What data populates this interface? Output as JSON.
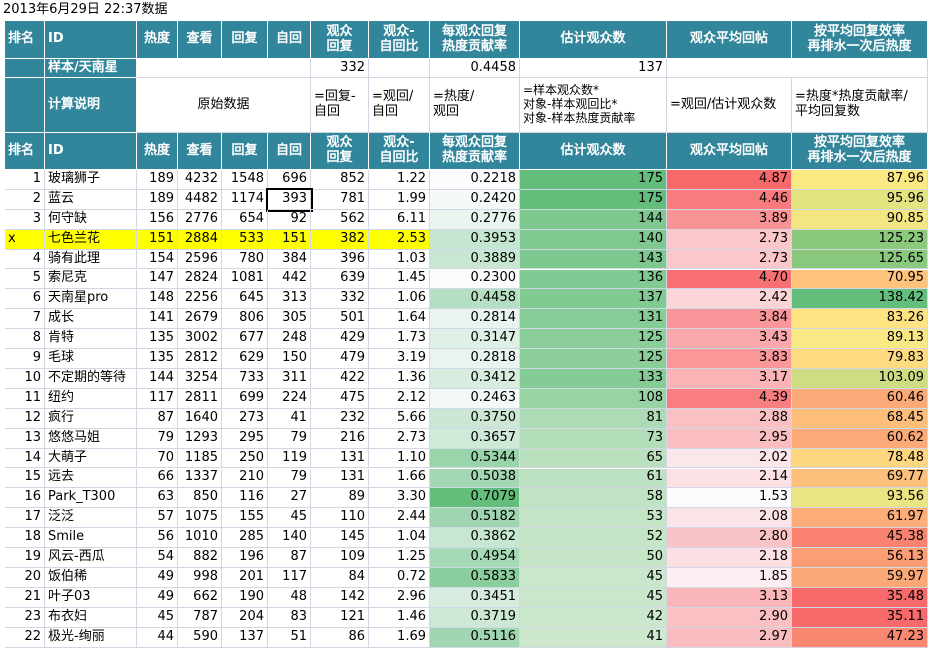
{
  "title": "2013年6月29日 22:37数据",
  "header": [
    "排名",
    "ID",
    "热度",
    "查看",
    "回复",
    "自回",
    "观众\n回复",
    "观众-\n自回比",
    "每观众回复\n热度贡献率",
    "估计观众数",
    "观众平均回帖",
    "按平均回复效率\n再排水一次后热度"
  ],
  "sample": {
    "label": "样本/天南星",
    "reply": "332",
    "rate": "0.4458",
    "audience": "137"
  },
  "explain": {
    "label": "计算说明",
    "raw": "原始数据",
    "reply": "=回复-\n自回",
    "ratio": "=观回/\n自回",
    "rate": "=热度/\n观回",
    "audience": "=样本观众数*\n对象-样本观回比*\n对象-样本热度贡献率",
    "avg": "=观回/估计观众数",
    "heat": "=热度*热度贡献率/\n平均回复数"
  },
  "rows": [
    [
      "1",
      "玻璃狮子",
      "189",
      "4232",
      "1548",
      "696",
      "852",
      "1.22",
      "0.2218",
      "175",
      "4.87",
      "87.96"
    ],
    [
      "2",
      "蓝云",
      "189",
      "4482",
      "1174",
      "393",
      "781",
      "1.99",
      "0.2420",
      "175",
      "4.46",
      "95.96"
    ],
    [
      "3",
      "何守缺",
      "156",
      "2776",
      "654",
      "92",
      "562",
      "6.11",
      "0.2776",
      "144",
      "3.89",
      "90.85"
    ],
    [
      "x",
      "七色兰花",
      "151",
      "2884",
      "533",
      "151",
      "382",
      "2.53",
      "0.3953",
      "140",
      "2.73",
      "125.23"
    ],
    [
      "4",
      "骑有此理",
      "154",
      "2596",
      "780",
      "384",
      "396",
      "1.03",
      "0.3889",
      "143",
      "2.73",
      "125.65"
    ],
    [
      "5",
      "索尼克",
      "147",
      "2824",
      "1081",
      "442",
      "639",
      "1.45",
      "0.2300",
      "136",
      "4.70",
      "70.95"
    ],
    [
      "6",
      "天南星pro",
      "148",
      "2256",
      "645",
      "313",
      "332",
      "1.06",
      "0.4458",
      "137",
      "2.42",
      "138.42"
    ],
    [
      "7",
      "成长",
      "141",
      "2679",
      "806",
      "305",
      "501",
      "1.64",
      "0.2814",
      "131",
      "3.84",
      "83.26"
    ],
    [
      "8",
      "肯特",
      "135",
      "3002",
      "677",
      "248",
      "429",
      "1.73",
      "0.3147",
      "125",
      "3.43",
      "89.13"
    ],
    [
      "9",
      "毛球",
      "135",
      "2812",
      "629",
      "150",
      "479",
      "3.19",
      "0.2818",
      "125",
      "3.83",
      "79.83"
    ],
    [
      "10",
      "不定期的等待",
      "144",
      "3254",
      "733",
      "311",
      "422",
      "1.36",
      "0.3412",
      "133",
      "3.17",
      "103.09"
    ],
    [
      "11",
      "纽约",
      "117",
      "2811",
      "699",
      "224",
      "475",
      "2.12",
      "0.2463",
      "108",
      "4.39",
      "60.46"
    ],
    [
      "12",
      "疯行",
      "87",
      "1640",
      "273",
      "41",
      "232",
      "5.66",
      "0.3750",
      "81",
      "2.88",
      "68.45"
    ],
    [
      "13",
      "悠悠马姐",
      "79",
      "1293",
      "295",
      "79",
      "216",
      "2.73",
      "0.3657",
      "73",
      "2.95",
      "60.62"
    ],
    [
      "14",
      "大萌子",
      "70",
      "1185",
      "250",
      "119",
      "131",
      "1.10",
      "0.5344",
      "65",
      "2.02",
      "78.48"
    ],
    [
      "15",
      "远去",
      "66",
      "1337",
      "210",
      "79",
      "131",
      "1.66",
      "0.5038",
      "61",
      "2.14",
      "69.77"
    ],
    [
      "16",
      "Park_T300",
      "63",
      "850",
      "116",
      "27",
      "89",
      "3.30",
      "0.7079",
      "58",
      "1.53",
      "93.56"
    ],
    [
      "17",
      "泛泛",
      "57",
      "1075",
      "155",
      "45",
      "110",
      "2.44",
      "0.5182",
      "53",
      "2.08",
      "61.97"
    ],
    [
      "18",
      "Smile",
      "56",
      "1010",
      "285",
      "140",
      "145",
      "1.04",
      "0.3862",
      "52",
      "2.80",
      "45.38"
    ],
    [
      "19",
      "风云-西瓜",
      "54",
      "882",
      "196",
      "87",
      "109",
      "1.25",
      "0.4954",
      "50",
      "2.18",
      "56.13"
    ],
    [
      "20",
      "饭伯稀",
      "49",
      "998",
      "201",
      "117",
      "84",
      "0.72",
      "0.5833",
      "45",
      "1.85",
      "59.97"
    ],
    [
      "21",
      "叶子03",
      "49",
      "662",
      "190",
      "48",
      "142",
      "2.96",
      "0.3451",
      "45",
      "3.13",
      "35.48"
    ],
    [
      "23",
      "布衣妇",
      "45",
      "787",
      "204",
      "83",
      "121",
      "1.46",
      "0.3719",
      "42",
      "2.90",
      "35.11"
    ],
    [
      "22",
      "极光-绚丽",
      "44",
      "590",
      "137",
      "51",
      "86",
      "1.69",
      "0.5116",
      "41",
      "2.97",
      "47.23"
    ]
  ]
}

==================================================

**Your instructions:** Copy every line above word for word and exclude the pictures.

**Result:**
What data populates this interface? Output as JSON.
{
  "title": "2013年6月29日 22:37数据",
  "header": [
    "排名",
    "ID",
    "热度",
    "查看",
    "回复",
    "自回",
    "观众\n回复",
    "观众-\n自回比",
    "每观众回复\n热度贡献率",
    "估计观众数",
    "观众平均回帖",
    "按平均回复效率\n再排水一次后热度"
  ],
  "sample": {
    "label": "样本/天南星",
    "reply": "332",
    "rate": "0.4458",
    "audience": "137"
  },
  "explain": {
    "label": "计算说明",
    "raw": "原始数据",
    "reply": "=回复-\n自回",
    "ratio": "=观回/\n自回",
    "rate": "=热度/\n观回",
    "audience": "=样本观众数*\n对象-样本观回比*\n对象-样本热度贡献率",
    "avg": "=观回/估计观众数",
    "heat": "=热度*热度贡献率/\n平均回复数"
  },
  "rows": [
    [
      "1",
      "玻璃狮子",
      "189",
      "4232",
      "1548",
      "696",
      "852",
      "1.22",
      "0.2218",
      "175",
      "4.87",
      "87.96"
    ],
    [
      "2",
      "蓝云",
      "189",
      "4482",
      "1174",
      "393",
      "781",
      "1.99",
      "0.2420",
      "175",
      "4.46",
      "95.96"
    ],
    [
      "3",
      "何守缺",
      "156",
      "2776",
      "654",
      "92",
      "562",
      "6.11",
      "0.2776",
      "144",
      "3.89",
      "90.85"
    ],
    [
      "x",
      "七色兰花",
      "151",
      "2884",
      "533",
      "151",
      "382",
      "2.53",
      "0.3953",
      "140",
      "2.73",
      "125.23"
    ],
    [
      "4",
      "骑有此理",
      "154",
      "2596",
      "780",
      "384",
      "396",
      "1.03",
      "0.3889",
      "143",
      "2.73",
      "125.65"
    ],
    [
      "5",
      "索尼克",
      "147",
      "2824",
      "1081",
      "442",
      "639",
      "1.45",
      "0.2300",
      "136",
      "4.70",
      "70.95"
    ],
    [
      "6",
      "天南星pro",
      "148",
      "2256",
      "645",
      "313",
      "332",
      "1.06",
      "0.4458",
      "137",
      "2.42",
      "138.42"
    ],
    [
      "7",
      "成长",
      "141",
      "2679",
      "806",
      "305",
      "501",
      "1.64",
      "0.2814",
      "131",
      "3.84",
      "83.26"
    ],
    [
      "8",
      "肯特",
      "135",
      "3002",
      "677",
      "248",
      "429",
      "1.73",
      "0.3147",
      "125",
      "3.43",
      "89.13"
    ],
    [
      "9",
      "毛球",
      "135",
      "2812",
      "629",
      "150",
      "479",
      "3.19",
      "0.2818",
      "125",
      "3.83",
      "79.83"
    ],
    [
      "10",
      "不定期的等待",
      "144",
      "3254",
      "733",
      "311",
      "422",
      "1.36",
      "0.3412",
      "133",
      "3.17",
      "103.09"
    ],
    [
      "11",
      "纽约",
      "117",
      "2811",
      "699",
      "224",
      "475",
      "2.12",
      "0.2463",
      "108",
      "4.39",
      "60.46"
    ],
    [
      "12",
      "疯行",
      "87",
      "1640",
      "273",
      "41",
      "232",
      "5.66",
      "0.3750",
      "81",
      "2.88",
      "68.45"
    ],
    [
      "13",
      "悠悠马姐",
      "79",
      "1293",
      "295",
      "79",
      "216",
      "2.73",
      "0.3657",
      "73",
      "2.95",
      "60.62"
    ],
    [
      "14",
      "大萌子",
      "70",
      "1185",
      "250",
      "119",
      "131",
      "1.10",
      "0.5344",
      "65",
      "2.02",
      "78.48"
    ],
    [
      "15",
      "远去",
      "66",
      "1337",
      "210",
      "79",
      "131",
      "1.66",
      "0.5038",
      "61",
      "2.14",
      "69.77"
    ],
    [
      "16",
      "Park_T300",
      "63",
      "850",
      "116",
      "27",
      "89",
      "3.30",
      "0.7079",
      "58",
      "1.53",
      "93.56"
    ],
    [
      "17",
      "泛泛",
      "57",
      "1075",
      "155",
      "45",
      "110",
      "2.44",
      "0.5182",
      "53",
      "2.08",
      "61.97"
    ],
    [
      "18",
      "Smile",
      "56",
      "1010",
      "285",
      "140",
      "145",
      "1.04",
      "0.3862",
      "52",
      "2.80",
      "45.38"
    ],
    [
      "19",
      "风云-西瓜",
      "54",
      "882",
      "196",
      "87",
      "109",
      "1.25",
      "0.4954",
      "50",
      "2.18",
      "56.13"
    ],
    [
      "20",
      "饭伯稀",
      "49",
      "998",
      "201",
      "117",
      "84",
      "0.72",
      "0.5833",
      "45",
      "1.85",
      "59.97"
    ],
    [
      "21",
      "叶子03",
      "49",
      "662",
      "190",
      "48",
      "142",
      "2.96",
      "0.3451",
      "45",
      "3.13",
      "35.48"
    ],
    [
      "23",
      "布衣妇",
      "45",
      "787",
      "204",
      "83",
      "121",
      "1.46",
      "0.3719",
      "42",
      "2.90",
      "35.11"
    ],
    [
      "22",
      "极光-绚丽",
      "44",
      "590",
      "137",
      "51",
      "86",
      "1.69",
      "0.5116",
      "41",
      "2.97",
      "47.23"
    ]
  ]
}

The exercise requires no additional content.